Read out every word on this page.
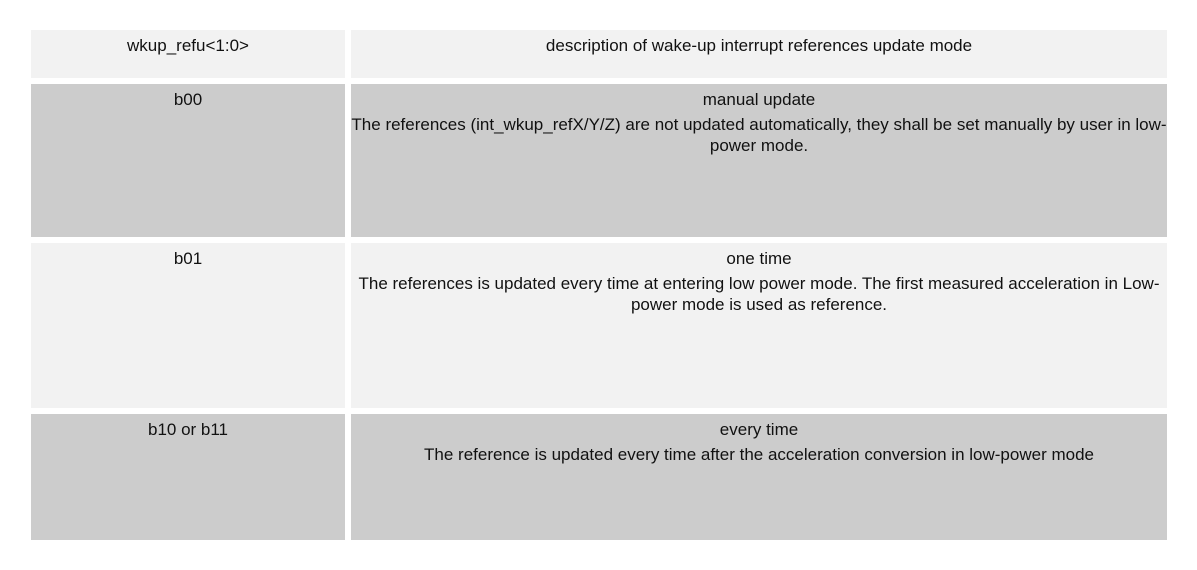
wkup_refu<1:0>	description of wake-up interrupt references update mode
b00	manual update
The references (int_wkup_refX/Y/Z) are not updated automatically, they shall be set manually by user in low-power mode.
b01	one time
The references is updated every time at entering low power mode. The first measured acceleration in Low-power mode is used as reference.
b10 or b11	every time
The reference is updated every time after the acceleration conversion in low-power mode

..........

*Task brief:*
Find and copy each line above that includes the string "mode".

*Output below:*
wkup_refu<1:0>	description of wake-up interrupt references update mode
The references (int_wkup_refX/Y/Z) are not updated automatically, they shall be set manually by user in low-power mode.
The references is updated every time at entering low power mode. The first measured acceleration in Low-power mode is used as reference.
The reference is updated every time after the acceleration conversion in low-power mode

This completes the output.